**GIVEN INSTRUCTION**
Repeat every record exactly, but keep images out of the copy.

**DATASET**

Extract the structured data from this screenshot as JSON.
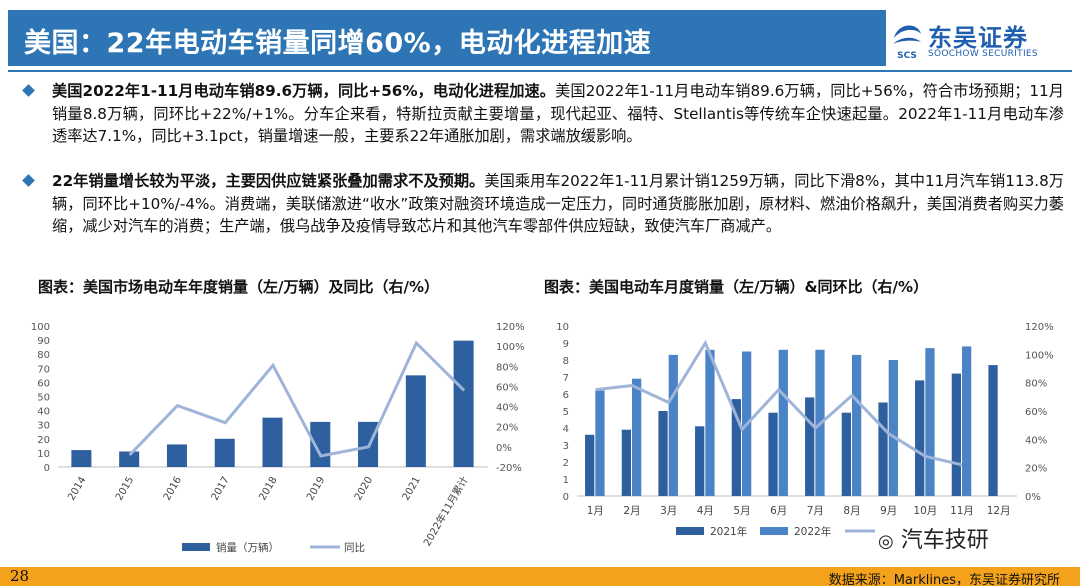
{
  "header": {
    "title": "美国：22年电动车销量同增60%，电动化进程加速",
    "logo_cn": "东吴证券",
    "logo_en": "SOOCHOW SECURITIES",
    "logo_mark": "SCS"
  },
  "bullets": [
    {
      "lead": "美国2022年1-11月电动车销89.6万辆，同比+56%，电动化进程加速。",
      "body": "美国2022年1-11月电动车销89.6万辆，同比+56%，符合市场预期；11月销量8.8万辆，同环比+22%/+1%。分车企来看，特斯拉贡献主要增量，现代起亚、福特、Stellantis等传统车企快速起量。2022年1-11月电动车渗透率达7.1%，同比+3.1pct，销量增速一般，主要系22年通胀加剧，需求端放缓影响。"
    },
    {
      "lead": "22年销量增长较为平淡，主要因供应链紧张叠加需求不及预期。",
      "body": "美国乘用车2022年1-11月累计销1259万辆，同比下滑8%，其中11月汽车销113.8万辆，同环比+10%/-4%。消费端，美联储激进“收水”政策对融资环境造成一定压力，同时通货膨胀加剧，原材料、燃油价格飙升，美国消费者购买力萎缩，减少对汽车的消费；生产端，俄乌战争及疫情导致芯片和其他汽车零部件供应短缺，致使汽车厂商减产。"
    }
  ],
  "charts": {
    "left_title": "图表：美国市场电动车年度销量（左/万辆）及同比（右/%）",
    "right_title": "图表：美国电动车月度销量（左/万辆）&同环比（右/%）"
  },
  "chart_data": [
    {
      "type": "bar",
      "categories": [
        "2014",
        "2015",
        "2016",
        "2017",
        "2018",
        "2019",
        "2020",
        "2021",
        "2022年11月累计"
      ],
      "series": [
        {
          "name": "销量（万辆）",
          "type": "bar",
          "axis": "left",
          "color": "#2e5f9e",
          "values": [
            12,
            11,
            16,
            20,
            35,
            32,
            32,
            65,
            89.6
          ]
        },
        {
          "name": "同比",
          "type": "line",
          "axis": "right",
          "color": "#9fb4d9",
          "values": [
            null,
            -8,
            41,
            24,
            81,
            -9,
            0,
            103,
            56
          ]
        }
      ],
      "yleft": {
        "min": 0,
        "max": 100,
        "ticks": [
          "0",
          "10",
          "20",
          "30",
          "40",
          "50",
          "60",
          "70",
          "80",
          "90",
          "100"
        ]
      },
      "yright": {
        "min": -20,
        "max": 120,
        "ticks": [
          "-20%",
          "0%",
          "20%",
          "40%",
          "60%",
          "80%",
          "100%",
          "120%"
        ]
      },
      "legend_position": "bottom"
    },
    {
      "type": "bar",
      "categories": [
        "1月",
        "2月",
        "3月",
        "4月",
        "5月",
        "6月",
        "7月",
        "8月",
        "9月",
        "10月",
        "11月",
        "12月"
      ],
      "series": [
        {
          "name": "2021年",
          "type": "bar",
          "axis": "left",
          "color": "#2e5f9e",
          "values": [
            3.6,
            3.9,
            5.0,
            4.1,
            5.7,
            4.9,
            5.8,
            4.9,
            5.5,
            6.8,
            7.2,
            7.7
          ]
        },
        {
          "name": "2022年",
          "type": "bar",
          "axis": "left",
          "color": "#4b84c6",
          "values": [
            6.2,
            6.9,
            8.3,
            8.6,
            8.5,
            8.6,
            8.6,
            8.3,
            8.0,
            8.7,
            8.8,
            null
          ]
        },
        {
          "name": "",
          "type": "line",
          "axis": "right",
          "color": "#9fb4d9",
          "values": [
            75,
            78,
            66,
            108,
            47,
            75,
            48,
            71,
            44,
            28,
            22,
            null
          ]
        }
      ],
      "yleft": {
        "min": 0,
        "max": 10,
        "ticks": [
          "0",
          "1",
          "2",
          "3",
          "4",
          "5",
          "6",
          "7",
          "8",
          "9",
          "10"
        ]
      },
      "yright": {
        "min": 0,
        "max": 120,
        "ticks": [
          "0%",
          "20%",
          "40%",
          "60%",
          "80%",
          "100%",
          "120%"
        ]
      },
      "legend_position": "bottom"
    }
  ],
  "footer": {
    "page": "28",
    "source": "数据来源：Marklines，东吴证券研究所",
    "watermark": "汽车技研"
  }
}
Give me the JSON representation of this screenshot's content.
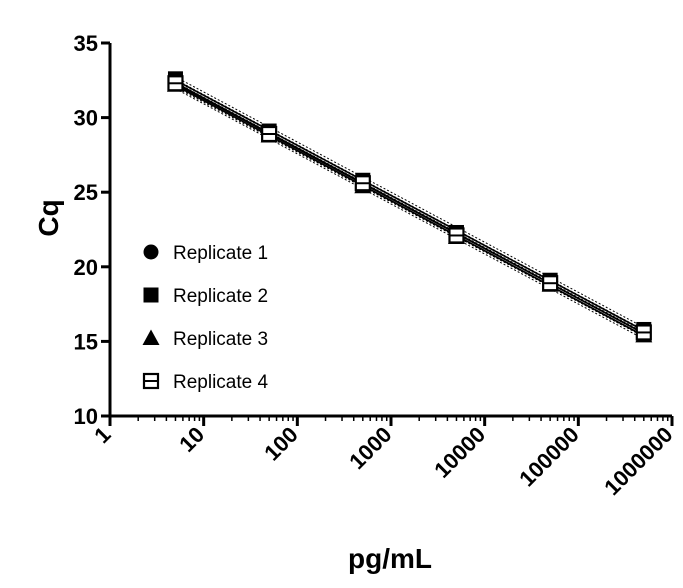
{
  "chart_data": {
    "type": "scatter",
    "title": "",
    "xlabel": "pg/mL",
    "ylabel": "Cq",
    "xscale": "log",
    "xlim": [
      1,
      1000000
    ],
    "ylim": [
      10,
      35
    ],
    "x_ticks": [
      "1",
      "10",
      "100",
      "1000",
      "10000",
      "100000",
      "1000000"
    ],
    "y_ticks": [
      "10",
      "15",
      "20",
      "25",
      "30",
      "35"
    ],
    "legend_position": "center-left",
    "grid": false,
    "x": [
      5,
      50,
      500,
      5000,
      50000,
      500000
    ],
    "series": [
      {
        "name": "Replicate 1",
        "marker": "circle",
        "values": [
          32.4,
          28.9,
          25.7,
          22.1,
          18.9,
          15.6
        ]
      },
      {
        "name": "Replicate 2",
        "marker": "square",
        "values": [
          32.6,
          29.1,
          25.8,
          22.3,
          19.1,
          15.8
        ]
      },
      {
        "name": "Replicate 3",
        "marker": "triangle",
        "values": [
          32.2,
          28.8,
          25.4,
          22.0,
          18.8,
          15.4
        ]
      },
      {
        "name": "Replicate 4",
        "marker": "open-square",
        "values": [
          32.3,
          28.9,
          25.6,
          22.1,
          18.9,
          15.6
        ]
      }
    ]
  }
}
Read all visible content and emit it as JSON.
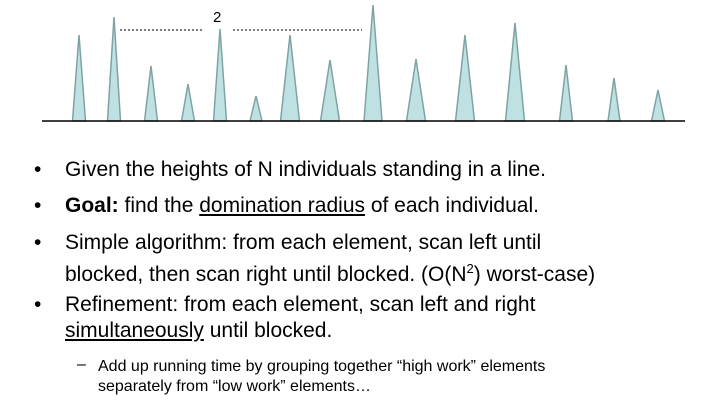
{
  "diagram": {
    "heights": [
      86,
      104,
      55,
      37,
      92,
      25,
      86,
      61,
      116,
      62,
      86,
      98,
      56,
      43,
      31
    ],
    "label": "2",
    "fill_color": "#bfe1e2",
    "stroke_color": "#7fa3a3"
  },
  "bullets": [
    {
      "text": "Given the heights of N individuals standing in a line."
    },
    {
      "bold": "Goal:",
      "pre": " find the ",
      "underlined": "domination radius",
      "post": " of each individual."
    },
    {
      "line1": "Simple algorithm: from each element, scan left until",
      "line2a": "blocked, then scan right until blocked.  (O(N",
      "sup": "2",
      "line2b": ") worst-case)"
    },
    {
      "line1": "Refinement: from each element, scan left and right",
      "underlined": "simultaneously",
      "post": " until blocked."
    }
  ],
  "sub_bullet": {
    "dash": "–",
    "line1": "Add up running time by grouping together “high work” elements",
    "line2": "separately from “low work” elements…"
  }
}
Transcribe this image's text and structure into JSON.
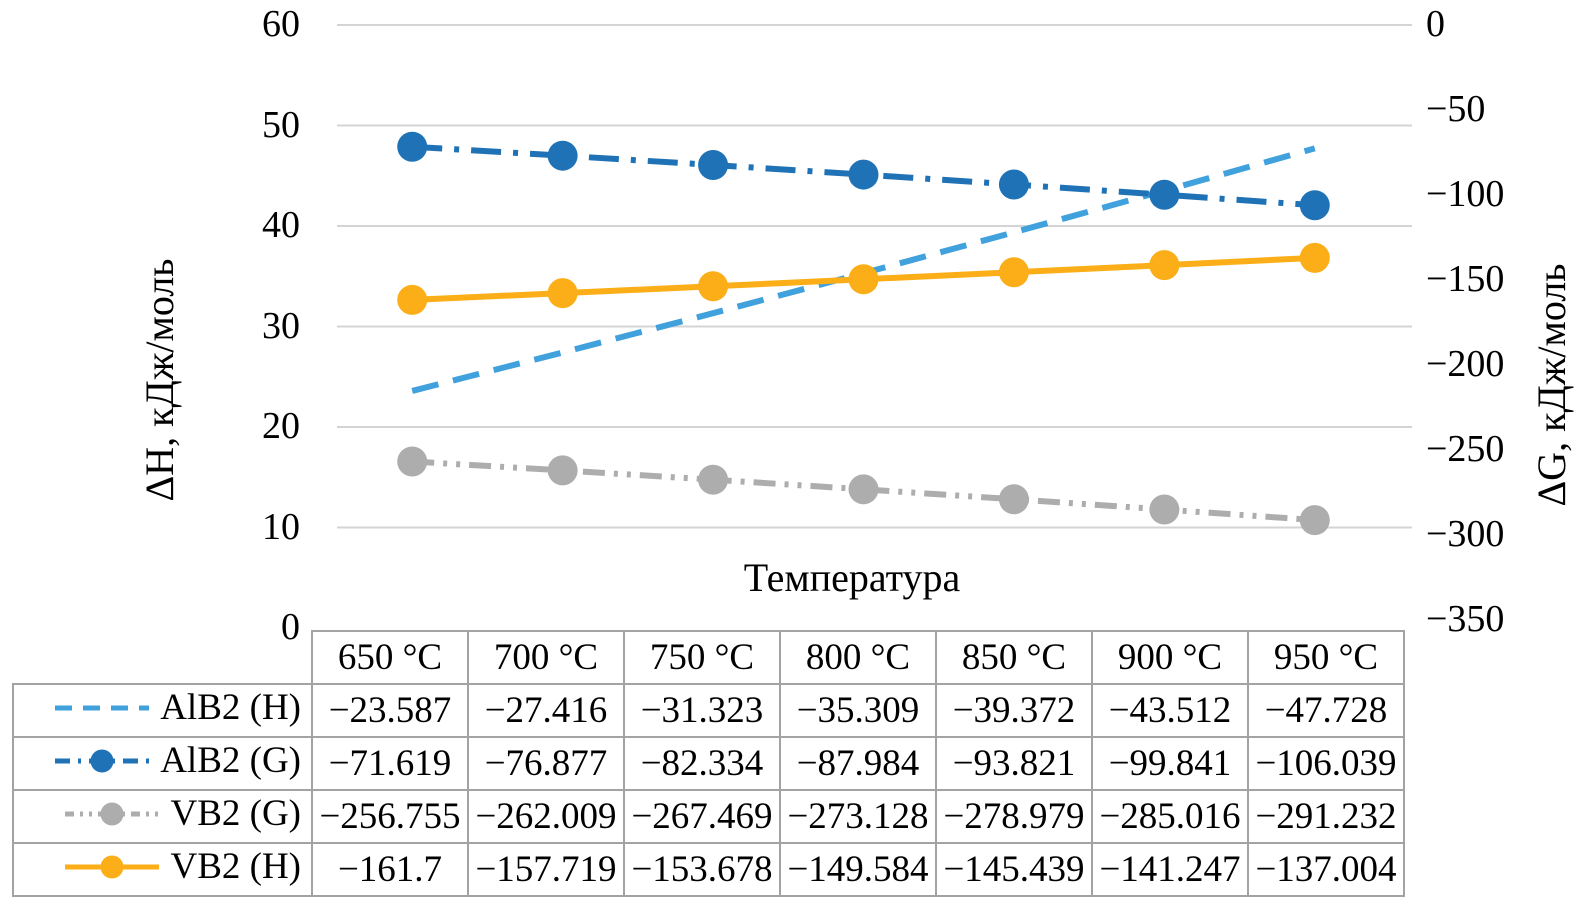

**FINAL RESULT**
Extract the structured data from this screenshot as JSON.
{
  "header": {
    "title": "美国：22年电动车销量同增60%，电动化进程加速",
    "logo_cn": "东吴证券",
    "logo_en": "SOOCHOW SECURITIES",
    "logo_mark": "SCS"
  },
  "bullets": [
    {
      "lead": "美国2022年1-11月电动车销89.6万辆，同比+56%，电动化进程加速。",
      "body": "美国2022年1-11月电动车销89.6万辆，同比+56%，符合市场预期；11月销量8.8万辆，同环比+22%/+1%。分车企来看，特斯拉贡献主要增量，现代起亚、福特、Stellantis等传统车企快速起量。2022年1-11月电动车渗透率达7.1%，同比+3.1pct，销量增速一般，主要系22年通胀加剧，需求端放缓影响。"
    },
    {
      "lead": "22年销量增长较为平淡，主要因供应链紧张叠加需求不及预期。",
      "body": "美国乘用车2022年1-11月累计销1259万辆，同比下滑8%，其中11月汽车销113.8万辆，同环比+10%/-4%。消费端，美联储激进“收水”政策对融资环境造成一定压力，同时通货膨胀加剧，原材料、燃油价格飙升，美国消费者购买力萎缩，减少对汽车的消费；生产端，俄乌战争及疫情导致芯片和其他汽车零部件供应短缺，致使汽车厂商减产。"
    }
  ],
  "charts": {
    "left_title": "图表：美国市场电动车年度销量（左/万辆）及同比（右/%）",
    "right_title": "图表：美国电动车月度销量（左/万辆）&同环比（右/%）"
  },
  "chart_data": [
    {
      "type": "bar",
      "categories": [
        "2014",
        "2015",
        "2016",
        "2017",
        "2018",
        "2019",
        "2020",
        "2021",
        "2022年11月累计"
      ],
      "series": [
        {
          "name": "销量（万辆）",
          "type": "bar",
          "axis": "left",
          "color": "#2e5f9e",
          "values": [
            12,
            11,
            16,
            20,
            35,
            32,
            32,
            65,
            89.6
          ]
        },
        {
          "name": "同比",
          "type": "line",
          "axis": "right",
          "color": "#9fb4d9",
          "values": [
            null,
            -8,
            41,
            24,
            81,
            -9,
            0,
            103,
            56
          ]
        }
      ],
      "yleft": {
        "min": 0,
        "max": 100,
        "ticks": [
          "0",
          "10",
          "20",
          "30",
          "40",
          "50",
          "60",
          "70",
          "80",
          "90",
          "100"
        ]
      },
      "yright": {
        "min": -20,
        "max": 120,
        "ticks": [
          "-20%",
          "0%",
          "20%",
          "40%",
          "60%",
          "80%",
          "100%",
          "120%"
        ]
      },
      "legend_position": "bottom"
    },
    {
      "type": "bar",
      "categories": [
        "1月",
        "2月",
        "3月",
        "4月",
        "5月",
        "6月",
        "7月",
        "8月",
        "9月",
        "10月",
        "11月",
        "12月"
      ],
      "series": [
        {
          "name": "2021年",
          "type": "bar",
          "axis": "left",
          "color": "#2e5f9e",
          "values": [
            3.6,
            3.9,
            5.0,
            4.1,
            5.7,
            4.9,
            5.8,
            4.9,
            5.5,
            6.8,
            7.2,
            7.7
          ]
        },
        {
          "name": "2022年",
          "type": "bar",
          "axis": "left",
          "color": "#4b84c6",
          "values": [
            6.2,
            6.9,
            8.3,
            8.6,
            8.5,
            8.6,
            8.6,
            8.3,
            8.0,
            8.7,
            8.8,
            null
          ]
        },
        {
          "name": "",
          "type": "line",
          "axis": "right",
          "color": "#9fb4d9",
          "values": [
            75,
            78,
            66,
            108,
            47,
            75,
            48,
            71,
            44,
            28,
            22,
            null
          ]
        }
      ],
      "yleft": {
        "min": 0,
        "max": 10,
        "ticks": [
          "0",
          "1",
          "2",
          "3",
          "4",
          "5",
          "6",
          "7",
          "8",
          "9",
          "10"
        ]
      },
      "yright": {
        "min": 0,
        "max": 120,
        "ticks": [
          "0%",
          "20%",
          "40%",
          "60%",
          "80%",
          "100%",
          "120%"
        ]
      },
      "legend_position": "bottom"
    }
  ],
  "footer": {
    "page": "28",
    "source": "数据来源：Marklines，东吴证券研究所",
    "watermark": "汽车技研"
  }
}
Give me the JSON representation of this screenshot's content.
{
  "chart_data": {
    "type": "scatter",
    "title": "",
    "xlabel": "pg/mL",
    "ylabel": "Cq",
    "xscale": "log",
    "xlim": [
      1,
      1000000
    ],
    "ylim": [
      10,
      35
    ],
    "x_ticks": [
      "1",
      "10",
      "100",
      "1000",
      "10000",
      "100000",
      "1000000"
    ],
    "y_ticks": [
      "10",
      "15",
      "20",
      "25",
      "30",
      "35"
    ],
    "legend_position": "center-left",
    "grid": false,
    "x": [
      5,
      50,
      500,
      5000,
      50000,
      500000
    ],
    "series": [
      {
        "name": "Replicate 1",
        "marker": "circle",
        "values": [
          32.4,
          28.9,
          25.7,
          22.1,
          18.9,
          15.6
        ]
      },
      {
        "name": "Replicate 2",
        "marker": "square",
        "values": [
          32.6,
          29.1,
          25.8,
          22.3,
          19.1,
          15.8
        ]
      },
      {
        "name": "Replicate 3",
        "marker": "triangle",
        "values": [
          32.2,
          28.8,
          25.4,
          22.0,
          18.8,
          15.4
        ]
      },
      {
        "name": "Replicate 4",
        "marker": "open-square",
        "values": [
          32.3,
          28.9,
          25.6,
          22.1,
          18.9,
          15.6
        ]
      }
    ]
  }
}
Read all visible content and emit it as JSON.
{
  "diagram": {
    "heights": [
      86,
      104,
      55,
      37,
      92,
      25,
      86,
      61,
      116,
      62,
      86,
      98,
      56,
      43,
      31
    ],
    "label": "2",
    "fill_color": "#bfe1e2",
    "stroke_color": "#7fa3a3"
  },
  "bullets": [
    {
      "text": "Given the heights of N individuals standing in a line."
    },
    {
      "bold": "Goal:",
      "pre": " find the ",
      "underlined": "domination radius",
      "post": " of each individual."
    },
    {
      "line1": "Simple algorithm: from each element, scan left until",
      "line2a": "blocked, then scan right until blocked.  (O(N",
      "sup": "2",
      "line2b": ") worst-case)"
    },
    {
      "line1": "Refinement: from each element, scan left and right",
      "underlined": "simultaneously",
      "post": " until blocked."
    }
  ],
  "sub_bullet": {
    "dash": "–",
    "line1": "Add up running time by grouping together “high work” elements",
    "line2": "separately from “low work” elements…"
  }
}
Transcribe this image's text and structure into JSON.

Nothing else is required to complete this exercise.